[Begin The records]

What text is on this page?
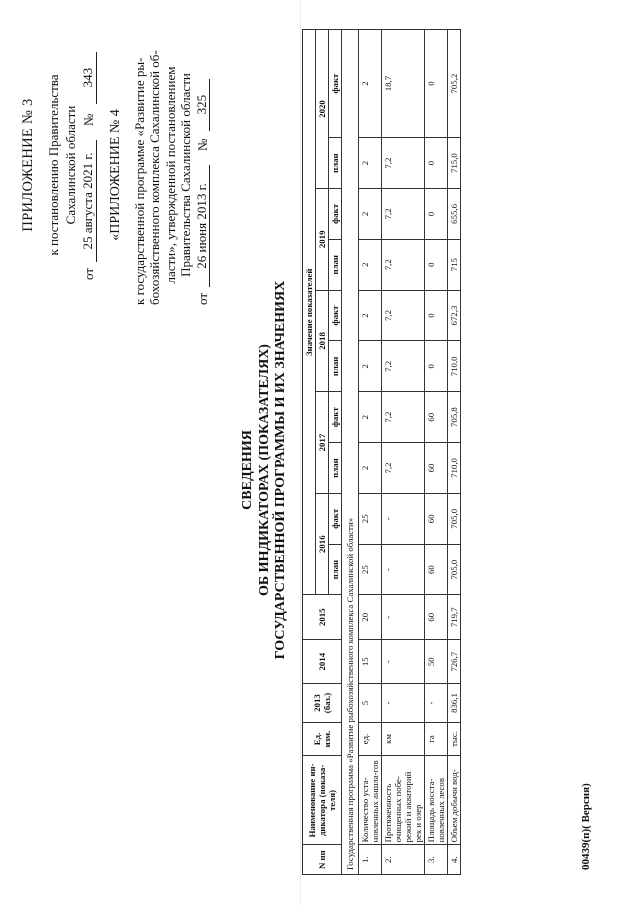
ПРИЛОЖЕНИЕ № 3 к постановлению Правительства Сахалинской области
от
25 августа 2021 г.
№
343
«ПРИЛОЖЕНИЕ № 4 к государственной программе «Развитие ры- бохозяйственного комплекса Сахалинской об- ласти», утвержденной постановлением Правительства Сахалинской области
от
26 июня 2013 г.
№
325
СВЕДЕНИЯ ОБ ИНДИКАТОРАХ (ПОКАЗАТЕЛЯХ) ГОСУДАРСТВЕННОЙ ПРОГРАММЫ И ИХ ЗНАЧЕНИЯХ
N пп	Наименование ин-дикатора (показа-теля)	Ед. изм.	2013 (баз.)	2014	2015	Значение показателей									
						2016		2017		2018		2019		2020	
						план	факт	план	факт	план	факт	план	факт	план	факт
Государственная программа «Развитие рыбохозяйственного комплекса Сахалинской области»															
1.	Количество уста-новленных аншла-гов	ед.	5	15	20	25	25	2	2	2	2	2	2	2	2
2.	Протяженность очищенных побе-режий и акваторий рек и озер	км	-	-	-	-	-	7,2	7,2	7,2	7,2	7,2	7,2	7,2	18,7
3.	Площадь восста-новленных лесов	га	-	50	60	60	60	60	60	0	0	0	0	0	0
4.	Объем добычи вод-	тыс.	836,1	726,7	719,7	705,0	705,0	710,0	705,8	710,0	672,3	715	655,6	715,0	705,2
00439(п)( Версия)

[End The records]

* **Goal**
How many lines in these records hold the string "Сахалинской"? Reply with the number alone.

* **Task answer**
3